Erstgespräch
Fachartikel

Entwicklungsimpulse für Mediation

Eine Einladung zum Querdenken.

Thomas Robrecht
In: Die Mediation, Heft 1/2021 · Januar 2021

Worum es geht

Zusammenfassung

Der Österreichische Bundesverband für Mediation ist auf dem Weg der Professionalisierung. Ein zentrales Merkmal dabei ist die Anpassung der Mediation an die Rahmenbedingungen des jeweiligen Kontextes und an den Bedarf der Menschen.

Ein kontextübergreifender Befund gibt diesem Beitrag seinen Anstoß: Vielen Menschen ist die Klärung von Bedürfnissen fremd, und oft fehlt ihnen auch die Bereitschaft dazu. Mediation als professionelle Dienstleistung akzeptiert diese Tatsache, statt sie als Mangel der Klientel zu behandeln.

Daraus folgt der Vorschlag, der hier zur Diskussion gestellt wird: der Verzicht auf eine explizite Bedürfnisklärung — als Abkürzung zu nachhaltigen Lösungen.

Der Beitrag setzt sich dafür mit dem Paradigma auseinander, das er infrage stellt. Marshall Rosenbergs Satz „Die Gefühle sind die Kinder der Bedürfnisse" führt zu einem vertrauten Bild: Das Gefühl ist die Boje an der Oberfläche, das Bedürfnis liegt darunter verborgen. Daraus wird eine Handlungsanweisung — tauche mit den Medianden unter den Eisberg und bringe die Bedürfnisse ans Licht. Genau diese Selbstverständlichkeit wird hier hinterfragt.

# # # # # # #

Übersetzen Sie aus dem Text über Entwicklungsimpulse für Mediation den folgenden Satz ins Englische: „Mediation als professionelle Dienstleistung akzeptiert diese Tatsache, statt sie als Mangel der Klientel zu behandeln.“

VORLIEGENDE DATENSÄTZE:
# # # # # # #

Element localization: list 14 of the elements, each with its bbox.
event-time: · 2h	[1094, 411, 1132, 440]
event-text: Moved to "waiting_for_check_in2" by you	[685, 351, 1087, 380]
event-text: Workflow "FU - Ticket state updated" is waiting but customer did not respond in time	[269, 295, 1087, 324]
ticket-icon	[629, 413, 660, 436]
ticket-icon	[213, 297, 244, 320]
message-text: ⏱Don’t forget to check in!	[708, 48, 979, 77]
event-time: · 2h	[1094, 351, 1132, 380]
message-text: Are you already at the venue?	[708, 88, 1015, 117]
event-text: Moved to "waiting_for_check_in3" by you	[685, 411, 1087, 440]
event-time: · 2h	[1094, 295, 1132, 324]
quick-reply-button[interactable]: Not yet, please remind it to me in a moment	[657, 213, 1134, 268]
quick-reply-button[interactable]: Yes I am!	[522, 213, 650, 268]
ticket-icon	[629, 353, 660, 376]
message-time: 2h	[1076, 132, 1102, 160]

# # # # # # #

LÖSUNG: Mediation as a professional service accepts this fact instead of treating it as a shortcoming of the clientele.